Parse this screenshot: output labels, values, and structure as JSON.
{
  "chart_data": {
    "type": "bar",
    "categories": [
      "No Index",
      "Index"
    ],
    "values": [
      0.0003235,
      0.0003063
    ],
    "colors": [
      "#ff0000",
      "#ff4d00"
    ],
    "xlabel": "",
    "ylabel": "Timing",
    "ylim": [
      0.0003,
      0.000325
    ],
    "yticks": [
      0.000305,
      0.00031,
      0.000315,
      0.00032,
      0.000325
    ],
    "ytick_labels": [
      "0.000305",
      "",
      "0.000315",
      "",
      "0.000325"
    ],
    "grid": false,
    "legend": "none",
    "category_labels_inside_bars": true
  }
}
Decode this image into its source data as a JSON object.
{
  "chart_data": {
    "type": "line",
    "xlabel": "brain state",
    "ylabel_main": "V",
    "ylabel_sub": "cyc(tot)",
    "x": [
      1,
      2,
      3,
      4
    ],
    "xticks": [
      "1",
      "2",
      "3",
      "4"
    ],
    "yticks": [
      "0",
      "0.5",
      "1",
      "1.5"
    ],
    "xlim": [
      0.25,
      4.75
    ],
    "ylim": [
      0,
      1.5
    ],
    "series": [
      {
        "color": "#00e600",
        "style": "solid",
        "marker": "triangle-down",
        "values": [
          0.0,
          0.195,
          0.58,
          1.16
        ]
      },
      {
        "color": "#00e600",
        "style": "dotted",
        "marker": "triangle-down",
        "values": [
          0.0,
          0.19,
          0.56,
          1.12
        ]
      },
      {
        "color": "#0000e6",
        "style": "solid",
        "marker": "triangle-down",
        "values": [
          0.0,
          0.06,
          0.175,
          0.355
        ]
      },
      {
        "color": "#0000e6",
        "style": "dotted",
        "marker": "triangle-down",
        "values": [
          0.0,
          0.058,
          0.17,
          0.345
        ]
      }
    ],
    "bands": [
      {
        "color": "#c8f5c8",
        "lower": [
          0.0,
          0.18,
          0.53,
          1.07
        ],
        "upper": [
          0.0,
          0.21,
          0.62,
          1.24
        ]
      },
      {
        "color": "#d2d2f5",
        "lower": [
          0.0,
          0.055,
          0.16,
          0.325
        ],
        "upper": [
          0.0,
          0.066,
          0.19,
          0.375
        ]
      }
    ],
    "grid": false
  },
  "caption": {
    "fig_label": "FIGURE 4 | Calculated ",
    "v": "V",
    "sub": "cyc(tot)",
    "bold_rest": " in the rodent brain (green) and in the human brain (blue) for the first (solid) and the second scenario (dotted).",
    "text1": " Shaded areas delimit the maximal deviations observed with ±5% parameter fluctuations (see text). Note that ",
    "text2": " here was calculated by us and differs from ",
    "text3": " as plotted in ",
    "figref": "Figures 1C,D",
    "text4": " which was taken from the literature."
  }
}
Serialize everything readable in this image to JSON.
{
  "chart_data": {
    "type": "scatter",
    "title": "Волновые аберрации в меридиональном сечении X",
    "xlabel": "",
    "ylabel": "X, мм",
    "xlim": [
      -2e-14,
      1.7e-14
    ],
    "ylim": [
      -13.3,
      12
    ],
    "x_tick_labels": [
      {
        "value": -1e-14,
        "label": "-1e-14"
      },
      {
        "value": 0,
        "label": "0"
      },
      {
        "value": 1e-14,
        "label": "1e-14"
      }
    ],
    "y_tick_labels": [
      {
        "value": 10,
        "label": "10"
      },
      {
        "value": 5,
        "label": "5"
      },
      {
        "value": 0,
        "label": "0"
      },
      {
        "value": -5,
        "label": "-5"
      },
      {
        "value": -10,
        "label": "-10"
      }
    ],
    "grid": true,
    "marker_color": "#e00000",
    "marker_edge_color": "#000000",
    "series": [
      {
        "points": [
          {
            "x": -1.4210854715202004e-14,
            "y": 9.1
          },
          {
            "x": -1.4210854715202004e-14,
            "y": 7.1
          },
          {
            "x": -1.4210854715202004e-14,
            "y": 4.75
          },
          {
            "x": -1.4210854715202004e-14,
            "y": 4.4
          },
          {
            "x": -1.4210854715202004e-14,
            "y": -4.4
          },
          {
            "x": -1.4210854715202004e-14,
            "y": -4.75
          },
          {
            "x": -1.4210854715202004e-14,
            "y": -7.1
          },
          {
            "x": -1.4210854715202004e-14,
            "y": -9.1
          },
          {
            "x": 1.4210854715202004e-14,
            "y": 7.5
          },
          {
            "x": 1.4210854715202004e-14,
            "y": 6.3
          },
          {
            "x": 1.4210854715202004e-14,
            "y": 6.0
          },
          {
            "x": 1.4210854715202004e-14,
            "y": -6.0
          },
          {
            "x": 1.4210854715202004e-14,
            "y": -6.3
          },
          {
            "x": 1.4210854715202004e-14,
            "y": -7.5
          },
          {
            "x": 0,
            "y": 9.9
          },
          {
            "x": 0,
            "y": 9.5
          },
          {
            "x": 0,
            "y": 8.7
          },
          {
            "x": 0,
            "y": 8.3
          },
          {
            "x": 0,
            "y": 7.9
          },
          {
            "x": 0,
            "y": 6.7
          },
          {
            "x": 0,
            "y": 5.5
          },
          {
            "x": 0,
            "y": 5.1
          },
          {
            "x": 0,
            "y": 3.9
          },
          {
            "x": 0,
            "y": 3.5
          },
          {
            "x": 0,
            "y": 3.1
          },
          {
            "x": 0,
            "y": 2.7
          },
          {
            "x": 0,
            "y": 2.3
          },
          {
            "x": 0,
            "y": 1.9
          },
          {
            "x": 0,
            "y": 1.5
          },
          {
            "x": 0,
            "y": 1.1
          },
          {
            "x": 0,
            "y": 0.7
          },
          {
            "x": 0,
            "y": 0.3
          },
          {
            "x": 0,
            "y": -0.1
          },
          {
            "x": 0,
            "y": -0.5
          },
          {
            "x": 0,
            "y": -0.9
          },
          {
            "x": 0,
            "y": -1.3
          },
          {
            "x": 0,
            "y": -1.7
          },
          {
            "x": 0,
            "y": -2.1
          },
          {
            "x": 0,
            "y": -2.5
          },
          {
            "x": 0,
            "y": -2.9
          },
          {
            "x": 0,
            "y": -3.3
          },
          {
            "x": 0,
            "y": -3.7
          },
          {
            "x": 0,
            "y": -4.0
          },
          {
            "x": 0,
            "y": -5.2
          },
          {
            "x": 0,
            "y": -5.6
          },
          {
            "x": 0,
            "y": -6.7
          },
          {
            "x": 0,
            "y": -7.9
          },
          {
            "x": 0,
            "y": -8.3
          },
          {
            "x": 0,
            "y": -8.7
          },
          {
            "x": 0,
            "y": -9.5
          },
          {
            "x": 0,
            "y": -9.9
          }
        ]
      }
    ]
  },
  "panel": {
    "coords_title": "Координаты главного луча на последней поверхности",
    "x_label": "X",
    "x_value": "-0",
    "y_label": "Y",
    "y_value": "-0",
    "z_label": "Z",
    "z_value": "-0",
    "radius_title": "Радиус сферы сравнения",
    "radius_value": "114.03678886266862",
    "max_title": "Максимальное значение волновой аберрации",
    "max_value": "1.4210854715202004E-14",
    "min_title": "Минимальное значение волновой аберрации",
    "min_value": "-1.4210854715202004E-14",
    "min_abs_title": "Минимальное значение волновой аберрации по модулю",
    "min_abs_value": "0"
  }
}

What you will do: Print every entry exactly as written.

Answer:
Parse this screenshot: output labels, values, and structure as JSON.
{
  "chart_data": {
    "type": "bar",
    "categories": [
      "No Index",
      "Index"
    ],
    "values": [
      0.0003235,
      0.0003063
    ],
    "colors": [
      "#ff0000",
      "#ff4d00"
    ],
    "xlabel": "",
    "ylabel": "Timing",
    "ylim": [
      0.0003,
      0.000325
    ],
    "yticks": [
      0.000305,
      0.00031,
      0.000315,
      0.00032,
      0.000325
    ],
    "ytick_labels": [
      "0.000305",
      "",
      "0.000315",
      "",
      "0.000325"
    ],
    "grid": false,
    "legend": "none",
    "category_labels_inside_bars": true
  }
}
Decode this image into its source data as a JSON object.
{
  "chart_data": {
    "type": "line",
    "xlabel": "brain state",
    "ylabel_main": "V",
    "ylabel_sub": "cyc(tot)",
    "x": [
      1,
      2,
      3,
      4
    ],
    "xticks": [
      "1",
      "2",
      "3",
      "4"
    ],
    "yticks": [
      "0",
      "0.5",
      "1",
      "1.5"
    ],
    "xlim": [
      0.25,
      4.75
    ],
    "ylim": [
      0,
      1.5
    ],
    "series": [
      {
        "color": "#00e600",
        "style": "solid",
        "marker": "triangle-down",
        "values": [
          0.0,
          0.195,
          0.58,
          1.16
        ]
      },
      {
        "color": "#00e600",
        "style": "dotted",
        "marker": "triangle-down",
        "values": [
          0.0,
          0.19,
          0.56,
          1.12
        ]
      },
      {
        "color": "#0000e6",
        "style": "solid",
        "marker": "triangle-down",
        "values": [
          0.0,
          0.06,
          0.175,
          0.355
        ]
      },
      {
        "color": "#0000e6",
        "style": "dotted",
        "marker": "triangle-down",
        "values": [
          0.0,
          0.058,
          0.17,
          0.345
        ]
      }
    ],
    "bands": [
      {
        "color": "#c8f5c8",
        "lower": [
          0.0,
          0.18,
          0.53,
          1.07
        ],
        "upper": [
          0.0,
          0.21,
          0.62,
          1.24
        ]
      },
      {
        "color": "#d2d2f5",
        "lower": [
          0.0,
          0.055,
          0.16,
          0.325
        ],
        "upper": [
          0.0,
          0.066,
          0.19,
          0.375
        ]
      }
    ],
    "grid": false
  },
  "caption": {
    "fig_label": "FIGURE 4 | Calculated ",
    "v": "V",
    "sub": "cyc(tot)",
    "bold_rest": " in the rodent brain (green) and in the human brain (blue) for the first (solid) and the second scenario (dotted).",
    "text1": " Shaded areas delimit the maximal deviations observed with ±5% parameter fluctuations (see text). Note that ",
    "text2": " here was calculated by us and differs from ",
    "text3": " as plotted in ",
    "figref": "Figures 1C,D",
    "text4": " which was taken from the literature."
  }
}
Serialize everything readable in this image to JSON.
{
  "chart_data": {
    "type": "scatter",
    "title": "Волновые аберрации в меридиональном сечении X",
    "xlabel": "",
    "ylabel": "X, мм",
    "xlim": [
      -2e-14,
      1.7e-14
    ],
    "ylim": [
      -13.3,
      12
    ],
    "x_tick_labels": [
      {
        "value": -1e-14,
        "label": "-1e-14"
      },
      {
        "value": 0,
        "label": "0"
      },
      {
        "value": 1e-14,
        "label": "1e-14"
      }
    ],
    "y_tick_labels": [
      {
        "value": 10,
        "label": "10"
      },
      {
        "value": 5,
        "label": "5"
      },
      {
        "value": 0,
        "label": "0"
      },
      {
        "value": -5,
        "label": "-5"
      },
      {
        "value": -10,
        "label": "-10"
      }
    ],
    "grid": true,
    "marker_color": "#e00000",
    "marker_edge_color": "#000000",
    "series": [
      {
        "points": [
          {
            "x": -1.4210854715202004e-14,
            "y": 9.1
          },
          {
            "x": -1.4210854715202004e-14,
            "y": 7.1
          },
          {
            "x": -1.4210854715202004e-14,
            "y": 4.75
          },
          {
            "x": -1.4210854715202004e-14,
            "y": 4.4
          },
          {
            "x": -1.4210854715202004e-14,
            "y": -4.4
          },
          {
            "x": -1.4210854715202004e-14,
            "y": -4.75
          },
          {
            "x": -1.4210854715202004e-14,
            "y": -7.1
          },
          {
            "x": -1.4210854715202004e-14,
            "y": -9.1
          },
          {
            "x": 1.4210854715202004e-14,
            "y": 7.5
          },
          {
            "x": 1.4210854715202004e-14,
            "y": 6.3
          },
          {
            "x": 1.4210854715202004e-14,
            "y": 6.0
          },
          {
            "x": 1.4210854715202004e-14,
            "y": -6.0
          },
          {
            "x": 1.4210854715202004e-14,
            "y": -6.3
          },
          {
            "x": 1.4210854715202004e-14,
            "y": -7.5
          },
          {
            "x": 0,
            "y": 9.9
          },
          {
            "x": 0,
            "y": 9.5
          },
          {
            "x": 0,
            "y": 8.7
          },
          {
            "x": 0,
            "y": 8.3
          },
          {
            "x": 0,
            "y": 7.9
          },
          {
            "x": 0,
            "y": 6.7
          },
          {
            "x": 0,
            "y": 5.5
          },
          {
            "x": 0,
            "y": 5.1
          },
          {
            "x": 0,
            "y": 3.9
          },
          {
            "x": 0,
            "y": 3.5
          },
          {
            "x": 0,
            "y": 3.1
          },
          {
            "x": 0,
            "y": 2.7
          },
          {
            "x": 0,
            "y": 2.3
          },
          {
            "x": 0,
            "y": 1.9
          },
          {
            "x": 0,
            "y": 1.5
          },
          {
            "x": 0,
            "y": 1.1
          },
          {
            "x": 0,
            "y": 0.7
          },
          {
            "x": 0,
            "y": 0.3
          },
          {
            "x": 0,
            "y": -0.1
          },
          {
            "x": 0,
            "y": -0.5
          },
          {
            "x": 0,
            "y": -0.9
          },
          {
            "x": 0,
            "y": -1.3
          },
          {
            "x": 0,
            "y": -1.7
          },
          {
            "x": 0,
            "y": -2.1
          },
          {
            "x": 0,
            "y": -2.5
          },
          {
            "x": 0,
            "y": -2.9
          },
          {
            "x": 0,
            "y": -3.3
          },
          {
            "x": 0,
            "y": -3.7
          },
          {
            "x": 0,
            "y": -4.0
          },
          {
            "x": 0,
            "y": -5.2
          },
          {
            "x": 0,
            "y": -5.6
          },
          {
            "x": 0,
            "y": -6.7
          },
          {
            "x": 0,
            "y": -7.9
          },
          {
            "x": 0,
            "y": -8.3
          },
          {
            "x": 0,
            "y": -8.7
          },
          {
            "x": 0,
            "y": -9.5
          },
          {
            "x": 0,
            "y": -9.9
          }
        ]
      }
    ]
  },
  "panel": {
    "coords_title": "Координаты главного луча на последней поверхности",
    "x_label": "X",
    "x_value": "-0",
    "y_label": "Y",
    "y_value": "-0",
    "z_label": "Z",
    "z_value": "-0",
    "radius_title": "Радиус сферы сравнения",
    "radius_value": "114.03678886266862",
    "max_title": "Максимальное значение волновой аберрации",
    "max_value": "1.4210854715202004E-14",
    "min_title": "Минимальное значение волновой аберрации",
    "min_value": "-1.4210854715202004E-14",
    "min_abs_title": "Минимальное значение волновой аберрации по модулю",
    "min_abs_value": "0"
  }
}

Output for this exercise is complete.